WHAT TO DO | The data must be written out once more, precisely as given.

# # # # #

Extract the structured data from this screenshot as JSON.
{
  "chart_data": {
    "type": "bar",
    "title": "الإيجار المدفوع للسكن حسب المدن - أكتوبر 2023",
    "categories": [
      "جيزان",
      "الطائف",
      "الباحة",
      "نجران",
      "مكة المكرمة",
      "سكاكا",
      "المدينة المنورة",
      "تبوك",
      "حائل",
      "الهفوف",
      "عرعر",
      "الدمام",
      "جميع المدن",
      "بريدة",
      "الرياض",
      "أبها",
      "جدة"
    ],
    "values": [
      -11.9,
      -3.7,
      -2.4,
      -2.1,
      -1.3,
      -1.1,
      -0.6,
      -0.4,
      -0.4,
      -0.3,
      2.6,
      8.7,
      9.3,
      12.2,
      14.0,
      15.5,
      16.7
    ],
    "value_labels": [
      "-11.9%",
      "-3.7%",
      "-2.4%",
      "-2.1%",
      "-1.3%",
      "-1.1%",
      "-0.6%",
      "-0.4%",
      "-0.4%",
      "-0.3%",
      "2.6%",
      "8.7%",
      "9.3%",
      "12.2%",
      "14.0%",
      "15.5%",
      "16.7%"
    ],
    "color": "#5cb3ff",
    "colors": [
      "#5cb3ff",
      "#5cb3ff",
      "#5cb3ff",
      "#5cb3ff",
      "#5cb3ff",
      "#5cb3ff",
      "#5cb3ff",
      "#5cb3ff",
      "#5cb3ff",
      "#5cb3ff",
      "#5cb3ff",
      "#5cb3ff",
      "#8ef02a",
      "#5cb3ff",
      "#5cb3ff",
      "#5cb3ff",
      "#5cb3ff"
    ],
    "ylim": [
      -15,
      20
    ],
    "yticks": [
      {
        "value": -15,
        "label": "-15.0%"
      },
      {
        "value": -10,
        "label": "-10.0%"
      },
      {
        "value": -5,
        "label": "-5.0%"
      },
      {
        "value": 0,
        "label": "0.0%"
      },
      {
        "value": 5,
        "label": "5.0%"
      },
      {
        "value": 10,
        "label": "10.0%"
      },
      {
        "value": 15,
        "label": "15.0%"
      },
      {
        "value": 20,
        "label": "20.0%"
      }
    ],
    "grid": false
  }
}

# # # # #

SOLUTION TO THIS EXERCISE |
Extract the structured data from this screenshot as JSON.
{
  "chart_data": {
    "type": "bar",
    "title": "الإيجار المدفوع للسكن حسب المدن - أكتوبر 2023",
    "categories": [
      "جيزان",
      "الطائف",
      "الباحة",
      "نجران",
      "مكة المكرمة",
      "سكاكا",
      "المدينة المنورة",
      "تبوك",
      "حائل",
      "الهفوف",
      "عرعر",
      "الدمام",
      "جميع المدن",
      "بريدة",
      "الرياض",
      "أبها",
      "جدة"
    ],
    "values": [
      -11.9,
      -3.7,
      -2.4,
      -2.1,
      -1.3,
      -1.1,
      -0.6,
      -0.4,
      -0.4,
      -0.3,
      2.6,
      8.7,
      9.3,
      12.2,
      14.0,
      15.5,
      16.7
    ],
    "value_labels": [
      "-11.9%",
      "-3.7%",
      "-2.4%",
      "-2.1%",
      "-1.3%",
      "-1.1%",
      "-0.6%",
      "-0.4%",
      "-0.4%",
      "-0.3%",
      "2.6%",
      "8.7%",
      "9.3%",
      "12.2%",
      "14.0%",
      "15.5%",
      "16.7%"
    ],
    "color": "#5cb3ff",
    "colors": [
      "#5cb3ff",
      "#5cb3ff",
      "#5cb3ff",
      "#5cb3ff",
      "#5cb3ff",
      "#5cb3ff",
      "#5cb3ff",
      "#5cb3ff",
      "#5cb3ff",
      "#5cb3ff",
      "#5cb3ff",
      "#5cb3ff",
      "#8ef02a",
      "#5cb3ff",
      "#5cb3ff",
      "#5cb3ff",
      "#5cb3ff"
    ],
    "ylim": [
      -15,
      20
    ],
    "yticks": [
      {
        "value": -15,
        "label": "-15.0%"
      },
      {
        "value": -10,
        "label": "-10.0%"
      },
      {
        "value": -5,
        "label": "-5.0%"
      },
      {
        "value": 0,
        "label": "0.0%"
      },
      {
        "value": 5,
        "label": "5.0%"
      },
      {
        "value": 10,
        "label": "10.0%"
      },
      {
        "value": 15,
        "label": "15.0%"
      },
      {
        "value": 20,
        "label": "20.0%"
      }
    ],
    "grid": false
  }
}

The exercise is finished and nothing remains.